Copy each line in which the string "button" occurs.
──────── DATASET EXCERPTS
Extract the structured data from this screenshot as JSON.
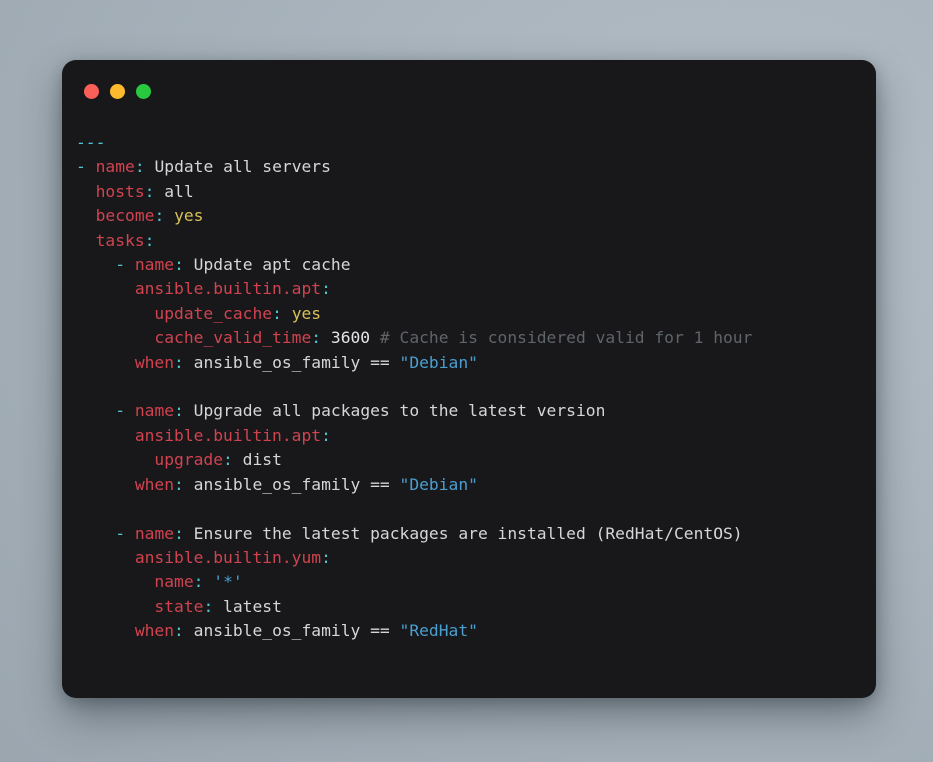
{
  "window": {
    "title": "",
    "traffic_lights": [
      {
        "name": "close-button",
        "color": "#fb5f57",
        "label": ""
      },
      {
        "name": "minimize-button",
        "color": "#fcbb2d",
        "label": ""
      },
      {
        "name": "zoom-button",
        "color": "#28c93f",
        "label": ""
      }
    ],
    "background_color": "#18181b",
    "desktop_color": "#a7b2bb"
  },
  "editor": {
    "language": "yaml",
    "theme_colors": {
      "punctuation": "#4ec7d4",
      "key": "#d0434f",
      "text": "#d6d6d6",
      "boolean": "#d8c05a",
      "number": "#e3e3e3",
      "string": "#4a9fd0",
      "comment": "#5f6468"
    },
    "lines": [
      {
        "id": "line-1",
        "tokens": [
          {
            "type": "punct",
            "text": "---"
          }
        ]
      },
      {
        "id": "line-2",
        "tokens": [
          {
            "type": "punct",
            "text": "-"
          },
          {
            "type": "text",
            "text": " "
          },
          {
            "type": "key",
            "text": "name"
          },
          {
            "type": "punct",
            "text": ":"
          },
          {
            "type": "text",
            "text": " Update all servers"
          }
        ]
      },
      {
        "id": "line-3",
        "tokens": [
          {
            "type": "text",
            "text": "  "
          },
          {
            "type": "key",
            "text": "hosts"
          },
          {
            "type": "punct",
            "text": ":"
          },
          {
            "type": "text",
            "text": " all"
          }
        ]
      },
      {
        "id": "line-4",
        "tokens": [
          {
            "type": "text",
            "text": "  "
          },
          {
            "type": "key",
            "text": "become"
          },
          {
            "type": "punct",
            "text": ":"
          },
          {
            "type": "text",
            "text": " "
          },
          {
            "type": "bool",
            "text": "yes"
          }
        ]
      },
      {
        "id": "line-5",
        "tokens": [
          {
            "type": "text",
            "text": "  "
          },
          {
            "type": "key",
            "text": "tasks"
          },
          {
            "type": "punct",
            "text": ":"
          }
        ]
      },
      {
        "id": "line-6",
        "tokens": [
          {
            "type": "text",
            "text": "    "
          },
          {
            "type": "punct",
            "text": "-"
          },
          {
            "type": "text",
            "text": " "
          },
          {
            "type": "key",
            "text": "name"
          },
          {
            "type": "punct",
            "text": ":"
          },
          {
            "type": "text",
            "text": " Update apt cache"
          }
        ]
      },
      {
        "id": "line-7",
        "tokens": [
          {
            "type": "text",
            "text": "      "
          },
          {
            "type": "key",
            "text": "ansible.builtin.apt"
          },
          {
            "type": "punct",
            "text": ":"
          }
        ]
      },
      {
        "id": "line-8",
        "tokens": [
          {
            "type": "text",
            "text": "        "
          },
          {
            "type": "key",
            "text": "update_cache"
          },
          {
            "type": "punct",
            "text": ":"
          },
          {
            "type": "text",
            "text": " "
          },
          {
            "type": "bool",
            "text": "yes"
          }
        ]
      },
      {
        "id": "line-9",
        "tokens": [
          {
            "type": "text",
            "text": "        "
          },
          {
            "type": "key",
            "text": "cache_valid_time"
          },
          {
            "type": "punct",
            "text": ":"
          },
          {
            "type": "text",
            "text": " "
          },
          {
            "type": "num",
            "text": "3600"
          },
          {
            "type": "text",
            "text": " "
          },
          {
            "type": "comment",
            "text": "# Cache is considered valid for 1 hour"
          }
        ]
      },
      {
        "id": "line-10",
        "tokens": [
          {
            "type": "text",
            "text": "      "
          },
          {
            "type": "key",
            "text": "when"
          },
          {
            "type": "punct",
            "text": ":"
          },
          {
            "type": "text",
            "text": " ansible_os_family == "
          },
          {
            "type": "str",
            "text": "\"Debian\""
          }
        ]
      },
      {
        "id": "line-11",
        "tokens": []
      },
      {
        "id": "line-12",
        "tokens": [
          {
            "type": "text",
            "text": "    "
          },
          {
            "type": "punct",
            "text": "-"
          },
          {
            "type": "text",
            "text": " "
          },
          {
            "type": "key",
            "text": "name"
          },
          {
            "type": "punct",
            "text": ":"
          },
          {
            "type": "text",
            "text": " Upgrade all packages to the latest version"
          }
        ]
      },
      {
        "id": "line-13",
        "tokens": [
          {
            "type": "text",
            "text": "      "
          },
          {
            "type": "key",
            "text": "ansible.builtin.apt"
          },
          {
            "type": "punct",
            "text": ":"
          }
        ]
      },
      {
        "id": "line-14",
        "tokens": [
          {
            "type": "text",
            "text": "        "
          },
          {
            "type": "key",
            "text": "upgrade"
          },
          {
            "type": "punct",
            "text": ":"
          },
          {
            "type": "text",
            "text": " dist"
          }
        ]
      },
      {
        "id": "line-15",
        "tokens": [
          {
            "type": "text",
            "text": "      "
          },
          {
            "type": "key",
            "text": "when"
          },
          {
            "type": "punct",
            "text": ":"
          },
          {
            "type": "text",
            "text": " ansible_os_family == "
          },
          {
            "type": "str",
            "text": "\"Debian\""
          }
        ]
      },
      {
        "id": "line-16",
        "tokens": []
      },
      {
        "id": "line-17",
        "tokens": [
          {
            "type": "text",
            "text": "    "
          },
          {
            "type": "punct",
            "text": "-"
          },
          {
            "type": "text",
            "text": " "
          },
          {
            "type": "key",
            "text": "name"
          },
          {
            "type": "punct",
            "text": ":"
          },
          {
            "type": "text",
            "text": " Ensure the latest packages are installed (RedHat/CentOS)"
          }
        ]
      },
      {
        "id": "line-18",
        "tokens": [
          {
            "type": "text",
            "text": "      "
          },
          {
            "type": "key",
            "text": "ansible.builtin.yum"
          },
          {
            "type": "punct",
            "text": ":"
          }
        ]
      },
      {
        "id": "line-19",
        "tokens": [
          {
            "type": "text",
            "text": "        "
          },
          {
            "type": "key",
            "text": "name"
          },
          {
            "type": "punct",
            "text": ":"
          },
          {
            "type": "text",
            "text": " "
          },
          {
            "type": "str",
            "text": "'*'"
          }
        ]
      },
      {
        "id": "line-20",
        "tokens": [
          {
            "type": "text",
            "text": "        "
          },
          {
            "type": "key",
            "text": "state"
          },
          {
            "type": "punct",
            "text": ":"
          },
          {
            "type": "text",
            "text": " latest"
          }
        ]
      },
      {
        "id": "line-21",
        "tokens": [
          {
            "type": "text",
            "text": "      "
          },
          {
            "type": "key",
            "text": "when"
          },
          {
            "type": "punct",
            "text": ":"
          },
          {
            "type": "text",
            "text": " ansible_os_family == "
          },
          {
            "type": "str",
            "text": "\"RedHat\""
          }
        ]
      }
    ]
  }
}
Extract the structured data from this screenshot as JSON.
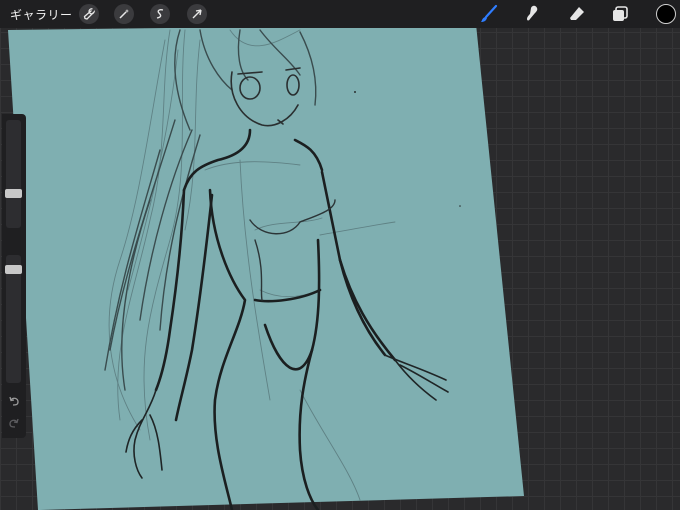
{
  "app": {
    "gallery_label": "ギャラリー"
  },
  "toolbar": {
    "left_tools": [
      {
        "name": "actions",
        "icon": "wrench-icon"
      },
      {
        "name": "adjustments",
        "icon": "magic-wand-icon"
      },
      {
        "name": "selection",
        "icon": "selection-s-icon"
      },
      {
        "name": "transform",
        "icon": "arrow-cursor-icon"
      }
    ],
    "right_tools": [
      {
        "name": "brush",
        "icon": "brush-icon",
        "active": true
      },
      {
        "name": "smudge",
        "icon": "smudge-icon",
        "active": false
      },
      {
        "name": "eraser",
        "icon": "eraser-icon",
        "active": false
      },
      {
        "name": "layers",
        "icon": "layers-icon",
        "active": false
      }
    ],
    "current_color": "#000000",
    "active_tool_color": "#2f7dff"
  },
  "sidebar": {
    "brush_size_level": 0.3,
    "opacity_level": 0.92,
    "modify_icon": "square-modify-icon",
    "undo_icon": "undo-icon",
    "redo_icon": "redo-icon"
  },
  "canvas": {
    "background_color": "#7fafb1",
    "workspace_color": "#2a2a2c",
    "content": "figure-sketch-artwork"
  }
}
────────────────
REPLY TO THE TASK
        "name": "close-button",
        "name": "minimize-button",
        "name": "zoom-button",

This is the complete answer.